[Start Given entries]

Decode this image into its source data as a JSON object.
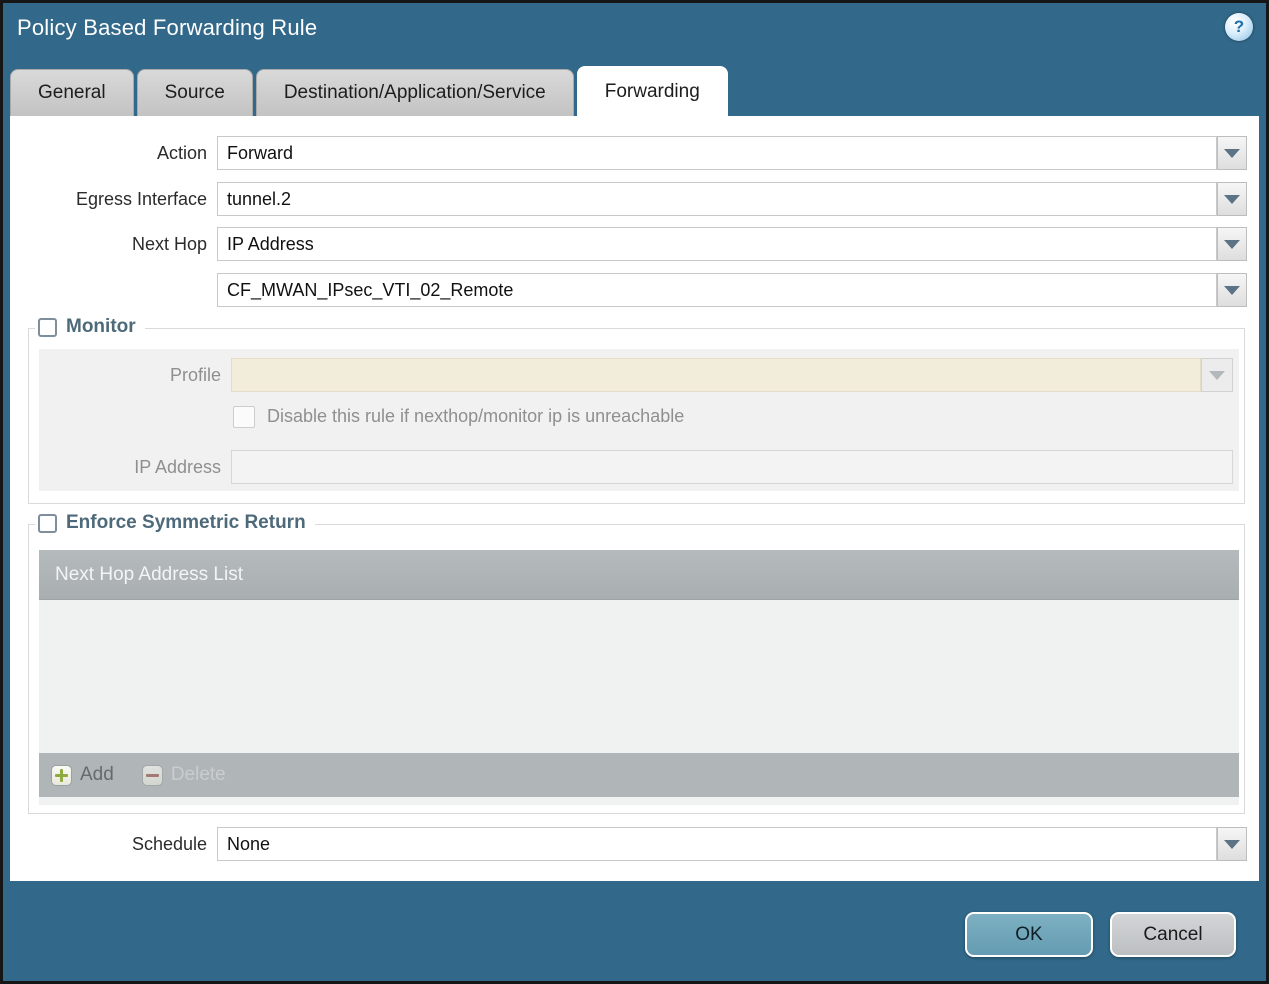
{
  "window": {
    "title": "Policy Based Forwarding Rule",
    "help_glyph": "?"
  },
  "tabs": [
    {
      "label": "General",
      "active": false
    },
    {
      "label": "Source",
      "active": false
    },
    {
      "label": "Destination/Application/Service",
      "active": false
    },
    {
      "label": "Forwarding",
      "active": true
    }
  ],
  "form": {
    "action": {
      "label": "Action",
      "value": "Forward"
    },
    "egress_interface": {
      "label": "Egress Interface",
      "value": "tunnel.2"
    },
    "next_hop": {
      "label": "Next Hop",
      "value": "IP Address"
    },
    "next_hop_address": {
      "value": "CF_MWAN_IPsec_VTI_02_Remote"
    },
    "schedule": {
      "label": "Schedule",
      "value": "None"
    }
  },
  "monitor": {
    "legend": "Monitor",
    "checked": false,
    "profile": {
      "label": "Profile",
      "value": "",
      "disabled": true
    },
    "disable_rule": {
      "label": "Disable this rule if nexthop/monitor ip is unreachable",
      "checked": false,
      "disabled": true
    },
    "ip_address": {
      "label": "IP Address",
      "value": "",
      "disabled": true
    }
  },
  "enforce_symmetric_return": {
    "legend": "Enforce Symmetric Return",
    "checked": false,
    "table": {
      "header": "Next Hop Address List",
      "rows": []
    },
    "actions": {
      "add": "Add",
      "delete": "Delete",
      "delete_disabled": true
    }
  },
  "buttons": {
    "ok": "OK",
    "cancel": "Cancel"
  },
  "colors": {
    "titlebar_teal": "#32698a",
    "active_tab": "#ffffff",
    "inactive_tab": "#c9c9c9",
    "disabled_field_beige": "#f2ecda",
    "table_header_gray": "#aeb3b6",
    "ok_button": "#6fa5b9",
    "cancel_button": "#c7cacc",
    "add_icon_green": "#8faa3e",
    "delete_icon_red": "#9c5a52"
  }
}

[End Given entries]

## Task instructions
In the records, locate each line holding the string "this" and copy it.

## The answer
Decode this image into its source data as a JSON object.
      "label": "Disable this rule if nexthop/monitor ip is unreachable",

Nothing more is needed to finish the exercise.